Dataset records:

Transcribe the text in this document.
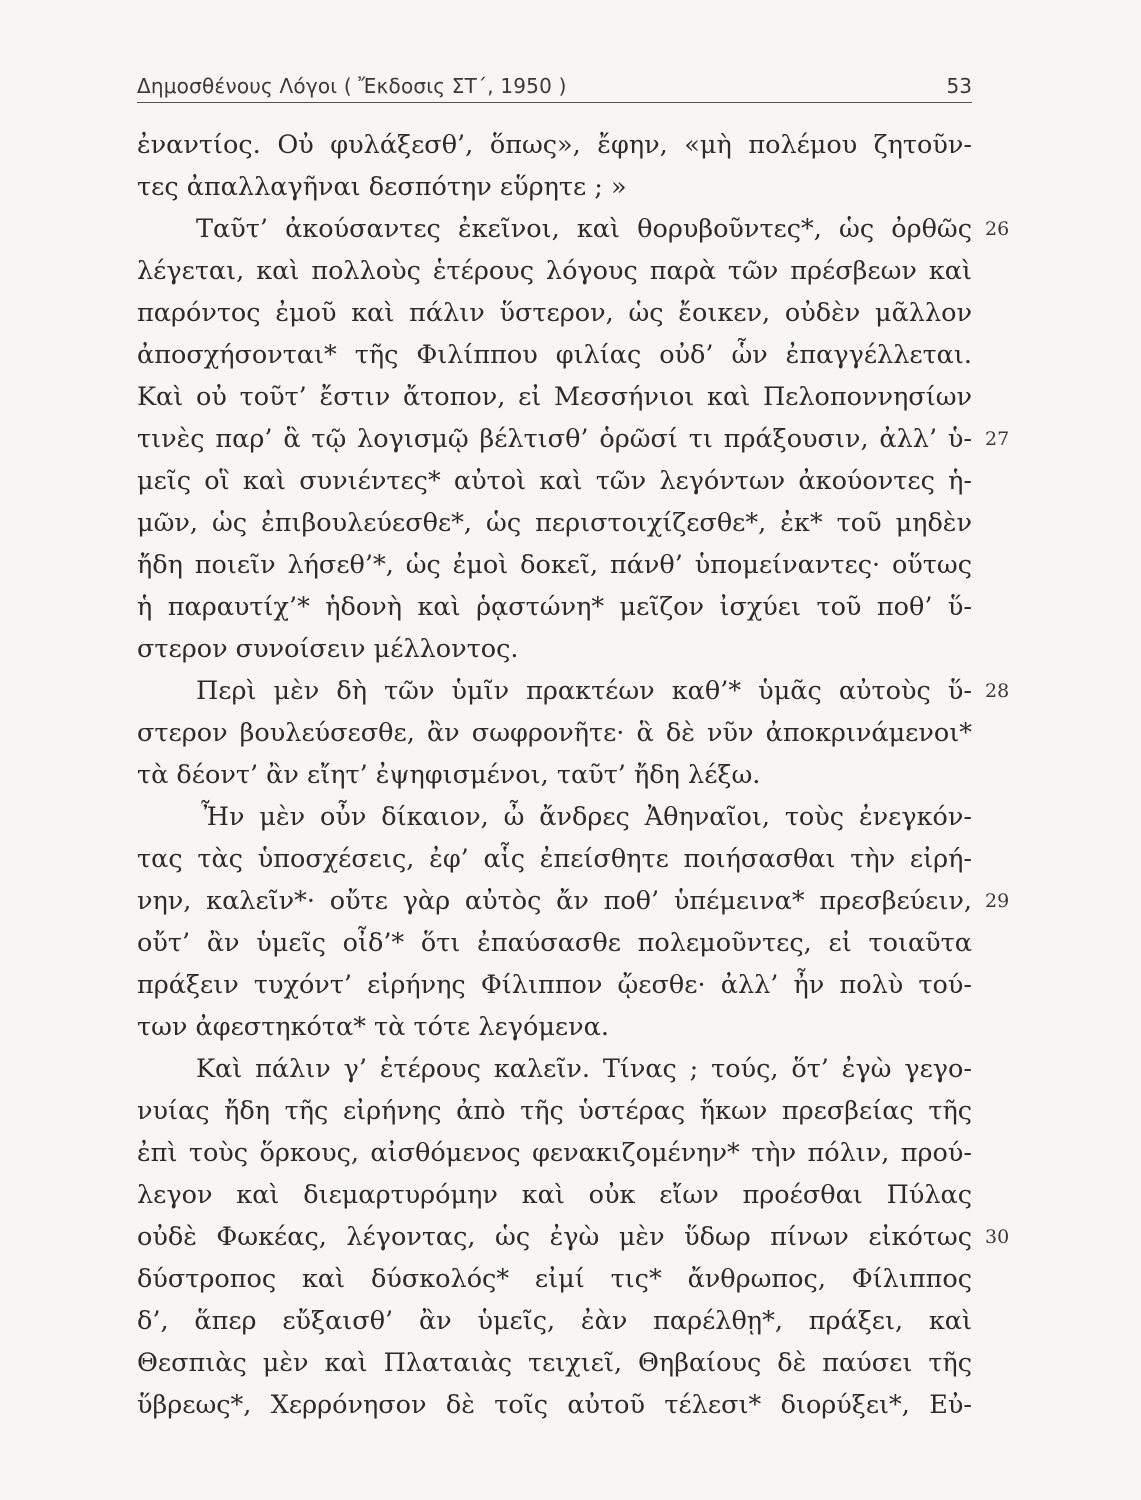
Δημοσθένους Λόγοι ( Ἔκδοσις ΣΤ΄, 1950 )	53
ἐναντίος. Οὐ φυλάξεσθ’, ὅπως», ἔφην, «μὴ πολέμου ζητοῦν-
τες ἀπαλλαγῆναι δεσπότην εὕρητε ; »
Ταῦτ’ ἀκούσαντες ἐκεῖνοι, καὶ θορυβοῦντες*, ὡς ὀρθῶς 26
λέγεται, καὶ πολλοὺς ἑτέρους λόγους παρὰ τῶν πρέσβεων καὶ
παρόντος ἐμοῦ καὶ πάλιν ὕστερον, ὡς ἔοικεν, οὐδὲν μᾶλλον
ἀποσχήσονται* τῆς Φιλίππου φιλίας οὐδ’ ὧν ἐπαγγέλλεται.
Καὶ οὐ τοῦτ’ ἔστιν ἄτοπον, εἰ Μεσσήνιοι καὶ Πελοποννησίων
τινὲς παρ’ ἃ τῷ λογισμῷ βέλτισθ’ ὁρῶσί τι πράξουσιν, ἀλλ’ ὑ- 27
μεῖς οἳ καὶ συνιέντες* αὐτοὶ καὶ τῶν λεγόντων ἀκούοντες ἡ-
μῶν, ὡς ἐπιβουλεύεσθε*, ὡς περιστοιχίζεσθε*, ἐκ* τοῦ μηδὲν
ἤδη ποιεῖν λήσεθ’*, ὡς ἐμοὶ δοκεῖ, πάνθ’ ὑπομείναντες· οὕτως
ἡ παραυτίχ’* ἡδονὴ καὶ ῥᾳστώνη* μεῖζον ἰσχύει τοῦ ποθ’ ὕ-
στερον συνοίσειν μέλλοντος.
Περὶ μὲν δὴ τῶν ὑμῖν πρακτέων καθ’* ὑμᾶς αὐτοὺς ὕ- 28
στερον βουλεύσεσθε, ἂν σωφρονῆτε· ἃ δὲ νῦν ἀποκρινάμενοι*
τὰ δέοντ’ ἂν εἴητ’ ἐψηφισμένοι, ταῦτ’ ἤδη λέξω.
Ἦν μὲν οὖν δίκαιον, ὦ ἄνδρες Ἀθηναῖοι, τοὺς ἐνεγκόν-
τας τὰς ὑποσχέσεις, ἐφ’ αἷς ἐπείσθητε ποιήσασθαι τὴν εἰρή-
νην, καλεῖν*· οὔτε γὰρ αὐτὸς ἄν ποθ’ ὑπέμεινα* πρεσβεύειν, 29
οὔτ’ ἂν ὑμεῖς οἶδ’* ὅτι ἐπαύσασθε πολεμοῦντες, εἰ τοιαῦτα
πράξειν τυχόντ’ εἰρήνης Φίλιππον ᾤεσθε· ἀλλ’ ἦν πολὺ τού-
των ἀφεστηκότα* τὰ τότε λεγόμενα.
Καὶ πάλιν γ’ ἑτέρους καλεῖν. Τίνας ; τούς, ὅτ’ ἐγὼ γεγο-
νυίας ἤδη τῆς εἰρήνης ἀπὸ τῆς ὑστέρας ἥκων πρεσβείας τῆς
ἐπὶ τοὺς ὅρκους, αἰσθόμενος φενακιζομένην* τὴν πόλιν, πρού-
λεγον καὶ διεμαρτυρόμην καὶ οὐκ εἴων προέσθαι Πύλας
οὐδὲ Φωκέας, λέγοντας, ὡς ἐγὼ μὲν ὕδωρ πίνων εἰκότως 30
δύστροπος καὶ δύσκολός* εἰμί τις* ἄνθρωπος, Φίλιππος
δ’, ἅπερ εὔξαισθ’ ἂν ὑμεῖς, ἐὰν παρέλθῃ*, πράξει, καὶ
Θεσπιὰς μὲν καὶ Πλαταιὰς τειχιεῖ, Θηβαίους δὲ παύσει τῆς
ὕβρεως*, Χερρόνησον δὲ τοῖς αὐτοῦ τέλεσι* διορύξει*, Εὐ-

• Set problem: Reproduce all of the data exactly; the pictures do not belong in the copy.

• Task response:
Transcribe the text in this document.
Δημοσθένους Λόγοι ( Ἔκδοσις ΣΤ΄, 1950 )	53
ἐναντίος. Οὐ φυλάξεσθ’, ὅπως», ἔφην, «μὴ πολέμου ζητοῦν-
τες ἀπαλλαγῆναι δεσπότην εὕρητε ; »
Ταῦτ’ ἀκούσαντες ἐκεῖνοι, καὶ θορυβοῦντες*, ὡς ὀρθῶς 26
λέγεται, καὶ πολλοὺς ἑτέρους λόγους παρὰ τῶν πρέσβεων καὶ
παρόντος ἐμοῦ καὶ πάλιν ὕστερον, ὡς ἔοικεν, οὐδὲν μᾶλλον
ἀποσχήσονται* τῆς Φιλίππου φιλίας οὐδ’ ὧν ἐπαγγέλλεται.
Καὶ οὐ τοῦτ’ ἔστιν ἄτοπον, εἰ Μεσσήνιοι καὶ Πελοποννησίων
τινὲς παρ’ ἃ τῷ λογισμῷ βέλτισθ’ ὁρῶσί τι πράξουσιν, ἀλλ’ ὑ- 27
μεῖς οἳ καὶ συνιέντες* αὐτοὶ καὶ τῶν λεγόντων ἀκούοντες ἡ-
μῶν, ὡς ἐπιβουλεύεσθε*, ὡς περιστοιχίζεσθε*, ἐκ* τοῦ μηδὲν
ἤδη ποιεῖν λήσεθ’*, ὡς ἐμοὶ δοκεῖ, πάνθ’ ὑπομείναντες· οὕτως
ἡ παραυτίχ’* ἡδονὴ καὶ ῥᾳστώνη* μεῖζον ἰσχύει τοῦ ποθ’ ὕ-
στερον συνοίσειν μέλλοντος.
Περὶ μὲν δὴ τῶν ὑμῖν πρακτέων καθ’* ὑμᾶς αὐτοὺς ὕ- 28
στερον βουλεύσεσθε, ἂν σωφρονῆτε· ἃ δὲ νῦν ἀποκρινάμενοι*
τὰ δέοντ’ ἂν εἴητ’ ἐψηφισμένοι, ταῦτ’ ἤδη λέξω.
Ἦν μὲν οὖν δίκαιον, ὦ ἄνδρες Ἀθηναῖοι, τοὺς ἐνεγκόν-
τας τὰς ὑποσχέσεις, ἐφ’ αἷς ἐπείσθητε ποιήσασθαι τὴν εἰρή-
νην, καλεῖν*· οὔτε γὰρ αὐτὸς ἄν ποθ’ ὑπέμεινα* πρεσβεύειν, 29
οὔτ’ ἂν ὑμεῖς οἶδ’* ὅτι ἐπαύσασθε πολεμοῦντες, εἰ τοιαῦτα
πράξειν τυχόντ’ εἰρήνης Φίλιππον ᾤεσθε· ἀλλ’ ἦν πολὺ τού-
των ἀφεστηκότα* τὰ τότε λεγόμενα.
Καὶ πάλιν γ’ ἑτέρους καλεῖν. Τίνας ; τούς, ὅτ’ ἐγὼ γεγο-
νυίας ἤδη τῆς εἰρήνης ἀπὸ τῆς ὑστέρας ἥκων πρεσβείας τῆς
ἐπὶ τοὺς ὅρκους, αἰσθόμενος φενακιζομένην* τὴν πόλιν, πρού-
λεγον καὶ διεμαρτυρόμην καὶ οὐκ εἴων προέσθαι Πύλας
οὐδὲ Φωκέας, λέγοντας, ὡς ἐγὼ μὲν ὕδωρ πίνων εἰκότως 30
δύστροπος καὶ δύσκολός* εἰμί τις* ἄνθρωπος, Φίλιππος
δ’, ἅπερ εὔξαισθ’ ἂν ὑμεῖς, ἐὰν παρέλθῃ*, πράξει, καὶ
Θεσπιὰς μὲν καὶ Πλαταιὰς τειχιεῖ, Θηβαίους δὲ παύσει τῆς
ὕβρεως*, Χερρόνησον δὲ τοῖς αὐτοῦ τέλεσι* διορύξει*, Εὐ-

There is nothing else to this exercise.